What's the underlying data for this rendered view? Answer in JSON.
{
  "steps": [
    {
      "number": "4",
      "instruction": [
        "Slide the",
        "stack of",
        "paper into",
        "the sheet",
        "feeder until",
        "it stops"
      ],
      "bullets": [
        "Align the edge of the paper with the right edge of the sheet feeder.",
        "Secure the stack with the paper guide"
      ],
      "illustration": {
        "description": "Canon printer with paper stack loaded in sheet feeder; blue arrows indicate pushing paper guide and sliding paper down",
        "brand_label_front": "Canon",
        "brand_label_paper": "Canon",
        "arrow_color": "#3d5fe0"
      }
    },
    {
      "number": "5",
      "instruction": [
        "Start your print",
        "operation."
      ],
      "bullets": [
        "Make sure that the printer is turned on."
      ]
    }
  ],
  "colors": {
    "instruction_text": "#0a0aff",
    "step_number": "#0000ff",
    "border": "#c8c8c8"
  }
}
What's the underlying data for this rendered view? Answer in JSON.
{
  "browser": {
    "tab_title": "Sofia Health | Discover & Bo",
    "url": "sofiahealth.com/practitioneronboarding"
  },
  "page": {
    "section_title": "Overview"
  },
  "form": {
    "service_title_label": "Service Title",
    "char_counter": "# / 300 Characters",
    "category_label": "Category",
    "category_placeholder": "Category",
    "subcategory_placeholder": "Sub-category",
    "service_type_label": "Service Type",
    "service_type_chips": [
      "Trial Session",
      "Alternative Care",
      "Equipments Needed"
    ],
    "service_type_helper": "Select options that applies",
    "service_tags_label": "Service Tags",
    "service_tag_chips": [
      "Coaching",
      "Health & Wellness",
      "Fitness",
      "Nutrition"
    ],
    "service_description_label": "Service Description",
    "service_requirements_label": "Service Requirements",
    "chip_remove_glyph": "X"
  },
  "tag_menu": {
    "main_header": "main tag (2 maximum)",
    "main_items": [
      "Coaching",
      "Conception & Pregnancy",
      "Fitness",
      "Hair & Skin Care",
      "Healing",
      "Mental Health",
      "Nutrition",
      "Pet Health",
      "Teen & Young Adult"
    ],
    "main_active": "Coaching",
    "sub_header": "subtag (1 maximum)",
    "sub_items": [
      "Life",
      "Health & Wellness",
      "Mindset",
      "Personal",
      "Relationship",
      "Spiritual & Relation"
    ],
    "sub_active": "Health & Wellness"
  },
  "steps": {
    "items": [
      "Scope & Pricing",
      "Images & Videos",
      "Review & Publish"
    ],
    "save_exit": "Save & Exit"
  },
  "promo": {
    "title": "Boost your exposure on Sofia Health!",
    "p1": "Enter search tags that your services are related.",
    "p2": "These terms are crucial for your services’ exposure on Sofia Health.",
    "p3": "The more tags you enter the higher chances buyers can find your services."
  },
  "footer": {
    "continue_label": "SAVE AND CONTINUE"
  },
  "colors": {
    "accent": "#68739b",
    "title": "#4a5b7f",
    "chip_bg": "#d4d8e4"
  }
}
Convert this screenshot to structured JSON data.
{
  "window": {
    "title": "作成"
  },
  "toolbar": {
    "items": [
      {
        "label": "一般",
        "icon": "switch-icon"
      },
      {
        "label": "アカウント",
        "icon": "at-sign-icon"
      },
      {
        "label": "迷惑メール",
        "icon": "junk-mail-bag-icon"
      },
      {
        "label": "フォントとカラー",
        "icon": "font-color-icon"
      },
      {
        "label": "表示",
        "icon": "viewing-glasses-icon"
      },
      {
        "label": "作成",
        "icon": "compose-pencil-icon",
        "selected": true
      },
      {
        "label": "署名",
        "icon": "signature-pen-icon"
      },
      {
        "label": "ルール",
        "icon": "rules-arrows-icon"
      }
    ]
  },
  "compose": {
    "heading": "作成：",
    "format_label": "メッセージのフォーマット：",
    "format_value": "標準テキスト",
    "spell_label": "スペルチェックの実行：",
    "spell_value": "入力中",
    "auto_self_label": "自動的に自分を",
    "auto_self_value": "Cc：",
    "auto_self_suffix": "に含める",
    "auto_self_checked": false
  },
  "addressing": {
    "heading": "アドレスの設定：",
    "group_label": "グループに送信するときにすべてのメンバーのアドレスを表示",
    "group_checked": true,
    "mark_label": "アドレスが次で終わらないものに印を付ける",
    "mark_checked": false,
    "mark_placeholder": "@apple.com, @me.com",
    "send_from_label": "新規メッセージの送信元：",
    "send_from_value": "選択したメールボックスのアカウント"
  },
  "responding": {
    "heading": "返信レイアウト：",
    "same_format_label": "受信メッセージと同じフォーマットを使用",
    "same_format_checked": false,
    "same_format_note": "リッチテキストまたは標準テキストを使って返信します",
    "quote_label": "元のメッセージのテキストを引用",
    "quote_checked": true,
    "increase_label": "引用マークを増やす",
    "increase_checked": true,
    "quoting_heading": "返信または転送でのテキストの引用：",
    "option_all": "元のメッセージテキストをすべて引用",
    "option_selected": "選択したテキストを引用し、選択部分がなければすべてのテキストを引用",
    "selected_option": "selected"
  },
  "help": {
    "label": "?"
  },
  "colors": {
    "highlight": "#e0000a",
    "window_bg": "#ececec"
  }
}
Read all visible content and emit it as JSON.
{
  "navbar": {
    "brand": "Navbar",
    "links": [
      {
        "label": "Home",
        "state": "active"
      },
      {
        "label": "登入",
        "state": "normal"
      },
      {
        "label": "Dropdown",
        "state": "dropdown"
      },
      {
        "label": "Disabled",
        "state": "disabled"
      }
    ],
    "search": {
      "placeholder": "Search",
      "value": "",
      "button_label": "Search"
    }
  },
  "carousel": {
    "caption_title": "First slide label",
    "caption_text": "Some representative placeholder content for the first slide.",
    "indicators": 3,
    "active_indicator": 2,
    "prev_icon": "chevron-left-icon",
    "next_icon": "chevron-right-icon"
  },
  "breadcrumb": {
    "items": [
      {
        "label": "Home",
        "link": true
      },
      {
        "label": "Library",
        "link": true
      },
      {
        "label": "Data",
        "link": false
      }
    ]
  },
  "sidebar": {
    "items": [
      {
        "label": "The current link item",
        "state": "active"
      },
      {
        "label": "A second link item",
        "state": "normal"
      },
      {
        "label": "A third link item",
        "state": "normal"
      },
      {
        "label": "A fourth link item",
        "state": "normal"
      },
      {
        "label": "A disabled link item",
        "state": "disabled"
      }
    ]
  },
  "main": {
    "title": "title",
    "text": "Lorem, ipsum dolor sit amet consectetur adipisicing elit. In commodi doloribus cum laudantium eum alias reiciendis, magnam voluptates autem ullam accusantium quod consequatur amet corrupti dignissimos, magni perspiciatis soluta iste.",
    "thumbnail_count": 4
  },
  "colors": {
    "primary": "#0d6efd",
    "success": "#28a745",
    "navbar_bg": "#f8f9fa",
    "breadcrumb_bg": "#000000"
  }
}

■ STATED PROBLEM ■
Among the lines of the material, find those that hold the word "content" and copy them.

■ EXPECTED ANSWER ■
Read all visible content and emit it as JSON.
    "caption_text": "Some representative placeholder content for the first slide.",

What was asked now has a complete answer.